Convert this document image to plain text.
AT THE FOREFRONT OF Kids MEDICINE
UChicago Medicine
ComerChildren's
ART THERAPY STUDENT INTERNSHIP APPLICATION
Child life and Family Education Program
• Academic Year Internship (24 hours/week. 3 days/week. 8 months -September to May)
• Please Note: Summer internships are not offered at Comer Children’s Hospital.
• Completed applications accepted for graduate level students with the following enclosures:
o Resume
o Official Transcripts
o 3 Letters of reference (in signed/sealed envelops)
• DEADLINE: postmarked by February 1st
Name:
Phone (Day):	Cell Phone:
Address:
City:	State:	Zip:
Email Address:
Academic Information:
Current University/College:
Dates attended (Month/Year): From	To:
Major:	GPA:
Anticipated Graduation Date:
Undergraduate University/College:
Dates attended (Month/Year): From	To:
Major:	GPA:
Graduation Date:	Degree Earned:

[WRITTEN INSTRUCTION] Write out every record shown above, word for word.

[SOLUTION TO THIS PROBLEM]
Convert this document image to plain text.
AT THE FOREFRONT OF Kids MEDICINE
UChicago Medicine
ComerChildren's
ART THERAPY STUDENT INTERNSHIP APPLICATION
Child life and Family Education Program
• Academic Year Internship (24 hours/week. 3 days/week. 8 months -September to May)
• Please Note: Summer internships are not offered at Comer Children’s Hospital.
• Completed applications accepted for graduate level students with the following enclosures:
o Resume
o Official Transcripts
o 3 Letters of reference (in signed/sealed envelops)
• DEADLINE: postmarked by February 1st
Name:
Phone (Day):	Cell Phone:
Address:
City:	State:	Zip:
Email Address:
Academic Information:
Current University/College:
Dates attended (Month/Year): From	To:
Major:	GPA:
Anticipated Graduation Date:
Undergraduate University/College:
Dates attended (Month/Year): From	To:
Major:	GPA:
Graduation Date:	Degree Earned:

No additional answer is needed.